Exercise goal
For every line in the data below that contains "month", copy the line.

▬▬▬

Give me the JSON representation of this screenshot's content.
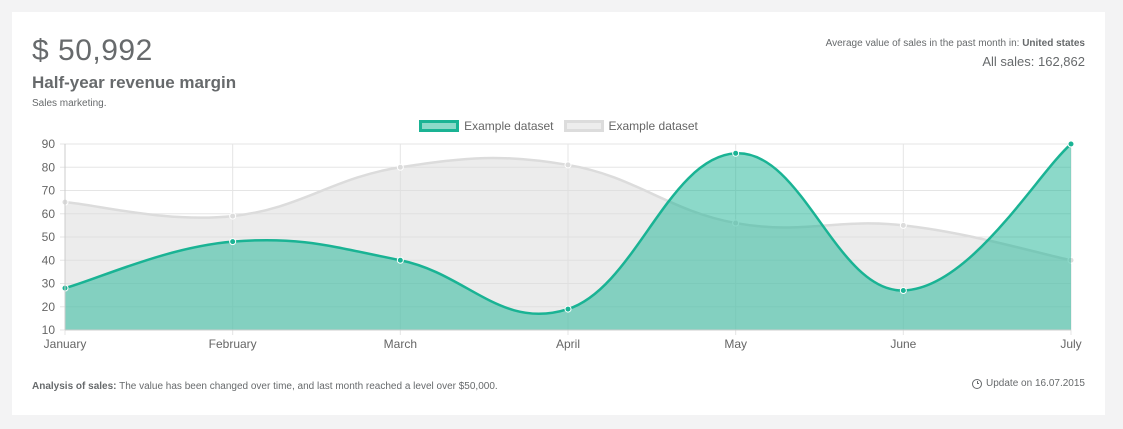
{
  "header": {
    "big_value": "$ 50,992",
    "title": "Half-year revenue margin",
    "subtitle": "Sales marketing.",
    "avg_label": "Average value of sales in the past month in:",
    "avg_region": "United states",
    "all_sales": "All sales: 162,862"
  },
  "footer": {
    "analysis_label": "Analysis of sales:",
    "analysis_text": "The value has been changed over time, and last month reached a level over $50,000.",
    "update_text": "Update on 16.07.2015"
  },
  "colors": {
    "series1_fill": "#1ab394",
    "series1_line": "#1ab394",
    "series2_fill": "#dcdcdc",
    "series2_line": "#dcdcdc",
    "grid": "#e5e5e5",
    "tick": "#666666"
  },
  "chart_data": {
    "type": "area",
    "categories": [
      "January",
      "February",
      "March",
      "April",
      "May",
      "June",
      "July"
    ],
    "ylim": [
      10,
      90
    ],
    "yticks": [
      10,
      20,
      30,
      40,
      50,
      60,
      70,
      80,
      90
    ],
    "grid": true,
    "legend": "top-center",
    "series": [
      {
        "name": "Example dataset",
        "values": [
          28,
          48,
          40,
          19,
          86,
          27,
          90
        ]
      },
      {
        "name": "Example dataset",
        "values": [
          65,
          59,
          80,
          81,
          56,
          55,
          40
        ]
      }
    ]
  }
}
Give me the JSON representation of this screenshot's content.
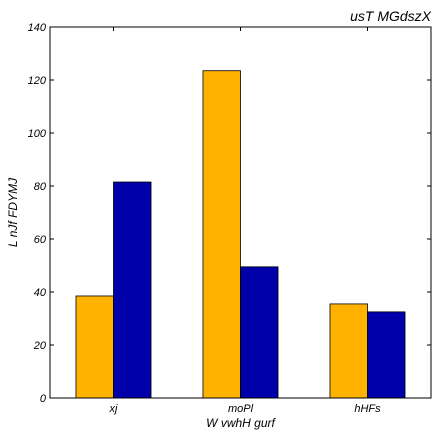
{
  "chart_data": {
    "type": "bar",
    "title": "usT MGdszX",
    "xlabel": "W vwhH gurf",
    "ylabel": "L nJf FDYMJ",
    "categories": [
      "xj",
      "moPl",
      "hHFs"
    ],
    "series": [
      {
        "values": [
          38.5,
          123.5,
          35.5
        ],
        "color": "#ffb300"
      },
      {
        "values": [
          81.5,
          49.5,
          32.5
        ],
        "color": "#0000aa"
      }
    ],
    "ylim": [
      0,
      140
    ],
    "yticks": [
      0,
      20,
      40,
      60,
      80,
      100,
      120,
      140
    ],
    "grid": false
  }
}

▬▬▬

Expected answer
    "avg_label": "Average value of sales in the past month in:",
    "analysis_text": "The value has been changed over time, and last month reached a level over $50,000.",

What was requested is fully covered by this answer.